* [Source]
--*--
As it happens, I also have a busy week. I mean, is the first part of the vtable for A+B+C also a valid vtable for A+B? Hopefully we can construct them that way, which makes many upcasts trivial.

Alexander Regueiro (Dec 04 2018 at 16:43, on Zulip):

@dhardy Well, in general you can't guarantee ordering, whatever that ordering is. Since you may want to go from A + B + C -> A + C (unless you're considering that a "non-simple" case?)

Alexander Regueiro (Dec 04 2018 at 16:43, on Zulip):

it's akin to marginalisation (in statistics)

Alexander Regueiro (Dec 04 2018 at 16:44, on Zulip):

I suspect you can reuse such tables even in the general case.

dhardy (Dec 04 2018 at 17:20, on Zulip):

I see... if we can't guarantee ordering of traits within vtables then we can't offer support for A+B+C → A+B without also supporting A+B+C→A+C. And I guess we can't guarantee ordering because we want Box<A+B> to be equivalent to Box<B+A>.

Can we support A+B+C → B by simply adjusting the vtable pointer? I guess since we don't have multi-trait-objects yet this is more a design pointer for that.

What I would like to know is exactly what information is included in vtables: obviously function pointers and presumably also some unique identifier to make TypeId work. Maybe also the data size?

If the vtable for A+B+C is simply the three vtables concatenated together, repeating any common data like the typeid, then A+B+C → A conversions and some of the A+B+C → A+B type conversions (generalising) are simply pointer offsets, known statically. The other conversions need some other mechanism, e.g. a pointer to the A+C vtable or a statically-compiled map from each A+B+C vtable to the corresponding A+C vtable.

By marginalisation are you talking about optimising the layout of A+B+C depending on usage? I guess that's possible but presumably would have to be a link-time optimisation.

Alexander Regueiro (Dec 04 2018 at 17:27, on Zulip):

@dhardy well, there's this annoying concept of a "principal trait" in trait objects right now, which gets in the way

Alexander Regueiro (Dec 04 2018 at 17:27, on Zulip):

I'm not sure what to do about that.
--*--
* [Dataset content]
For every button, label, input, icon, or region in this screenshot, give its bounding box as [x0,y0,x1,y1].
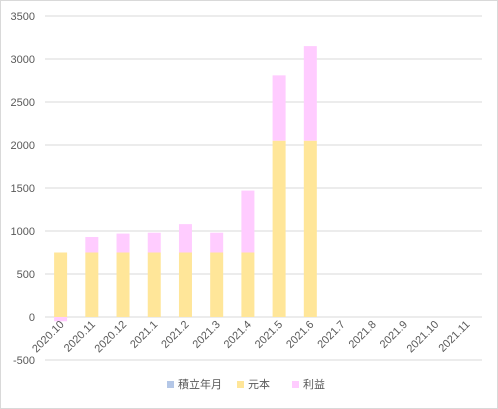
--*--
* [Stated exercise 1] In the vtable thread, why does dhardy guess that the ordering of traits within vtables can't be guaranteed?
* [Stated exercise 2] Please repeat the vtable thread word for word from "By marginalisation are" up to and including "a link-time optimisation.".
The data comes from a different source than the vtable thread.

* [Task solution 1] Because Box<A+B> should be equivalent to Box<B+A>.

* [Task solution 2]
By marginalisation are you talking about optimising the layout of A+B+C depending on usage? I guess that's possible but presumably would have to be a link-time optimisation.